Given records:
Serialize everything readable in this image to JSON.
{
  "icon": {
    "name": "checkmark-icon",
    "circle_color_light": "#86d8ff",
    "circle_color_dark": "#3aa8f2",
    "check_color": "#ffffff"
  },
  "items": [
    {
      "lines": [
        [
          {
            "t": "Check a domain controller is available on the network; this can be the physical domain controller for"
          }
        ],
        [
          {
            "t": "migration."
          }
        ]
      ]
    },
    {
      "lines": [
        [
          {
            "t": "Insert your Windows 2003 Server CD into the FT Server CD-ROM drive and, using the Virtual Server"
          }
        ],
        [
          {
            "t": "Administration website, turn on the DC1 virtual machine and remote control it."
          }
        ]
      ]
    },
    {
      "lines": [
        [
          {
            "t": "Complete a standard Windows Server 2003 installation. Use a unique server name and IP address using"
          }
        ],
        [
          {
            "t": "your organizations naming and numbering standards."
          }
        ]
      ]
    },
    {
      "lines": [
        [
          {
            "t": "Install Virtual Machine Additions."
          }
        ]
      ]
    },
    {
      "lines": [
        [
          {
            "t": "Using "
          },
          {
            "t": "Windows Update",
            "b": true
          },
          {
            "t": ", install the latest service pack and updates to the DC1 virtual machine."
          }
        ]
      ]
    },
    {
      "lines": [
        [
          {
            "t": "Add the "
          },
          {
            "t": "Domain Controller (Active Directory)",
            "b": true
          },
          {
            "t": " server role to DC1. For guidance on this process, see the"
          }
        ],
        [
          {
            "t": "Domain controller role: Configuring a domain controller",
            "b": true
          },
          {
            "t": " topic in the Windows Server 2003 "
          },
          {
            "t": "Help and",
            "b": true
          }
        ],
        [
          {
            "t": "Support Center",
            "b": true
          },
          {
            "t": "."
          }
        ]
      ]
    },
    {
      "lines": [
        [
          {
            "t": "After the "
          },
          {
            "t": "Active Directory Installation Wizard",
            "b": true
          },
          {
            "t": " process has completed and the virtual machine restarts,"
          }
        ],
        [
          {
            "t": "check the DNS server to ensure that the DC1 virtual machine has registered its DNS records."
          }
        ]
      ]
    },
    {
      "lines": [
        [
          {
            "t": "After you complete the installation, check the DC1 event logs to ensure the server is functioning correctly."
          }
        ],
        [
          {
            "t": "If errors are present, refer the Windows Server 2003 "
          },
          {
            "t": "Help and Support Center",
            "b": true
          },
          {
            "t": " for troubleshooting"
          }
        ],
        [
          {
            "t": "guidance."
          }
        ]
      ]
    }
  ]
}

The problem: Restate the data above word for word.

Solution to this exercise:
Serialize everything readable in this image to JSON.
{
  "icon": {
    "name": "checkmark-icon",
    "circle_color_light": "#86d8ff",
    "circle_color_dark": "#3aa8f2",
    "check_color": "#ffffff"
  },
  "items": [
    {
      "lines": [
        [
          {
            "t": "Check a domain controller is available on the network; this can be the physical domain controller for"
          }
        ],
        [
          {
            "t": "migration."
          }
        ]
      ]
    },
    {
      "lines": [
        [
          {
            "t": "Insert your Windows 2003 Server CD into the FT Server CD-ROM drive and, using the Virtual Server"
          }
        ],
        [
          {
            "t": "Administration website, turn on the DC1 virtual machine and remote control it."
          }
        ]
      ]
    },
    {
      "lines": [
        [
          {
            "t": "Complete a standard Windows Server 2003 installation. Use a unique server name and IP address using"
          }
        ],
        [
          {
            "t": "your organizations naming and numbering standards."
          }
        ]
      ]
    },
    {
      "lines": [
        [
          {
            "t": "Install Virtual Machine Additions."
          }
        ]
      ]
    },
    {
      "lines": [
        [
          {
            "t": "Using "
          },
          {
            "t": "Windows Update",
            "b": true
          },
          {
            "t": ", install the latest service pack and updates to the DC1 virtual machine."
          }
        ]
      ]
    },
    {
      "lines": [
        [
          {
            "t": "Add the "
          },
          {
            "t": "Domain Controller (Active Directory)",
            "b": true
          },
          {
            "t": " server role to DC1. For guidance on this process, see the"
          }
        ],
        [
          {
            "t": "Domain controller role: Configuring a domain controller",
            "b": true
          },
          {
            "t": " topic in the Windows Server 2003 "
          },
          {
            "t": "Help and",
            "b": true
          }
        ],
        [
          {
            "t": "Support Center",
            "b": true
          },
          {
            "t": "."
          }
        ]
      ]
    },
    {
      "lines": [
        [
          {
            "t": "After the "
          },
          {
            "t": "Active Directory Installation Wizard",
            "b": true
          },
          {
            "t": " process has completed and the virtual machine restarts,"
          }
        ],
        [
          {
            "t": "check the DNS server to ensure that the DC1 virtual machine has registered its DNS records."
          }
        ]
      ]
    },
    {
      "lines": [
        [
          {
            "t": "After you complete the installation, check the DC1 event logs to ensure the server is functioning correctly."
          }
        ],
        [
          {
            "t": "If errors are present, refer the Windows Server 2003 "
          },
          {
            "t": "Help and Support Center",
            "b": true
          },
          {
            "t": " for troubleshooting"
          }
        ],
        [
          {
            "t": "guidance."
          }
        ]
      ]
    }
  ]
}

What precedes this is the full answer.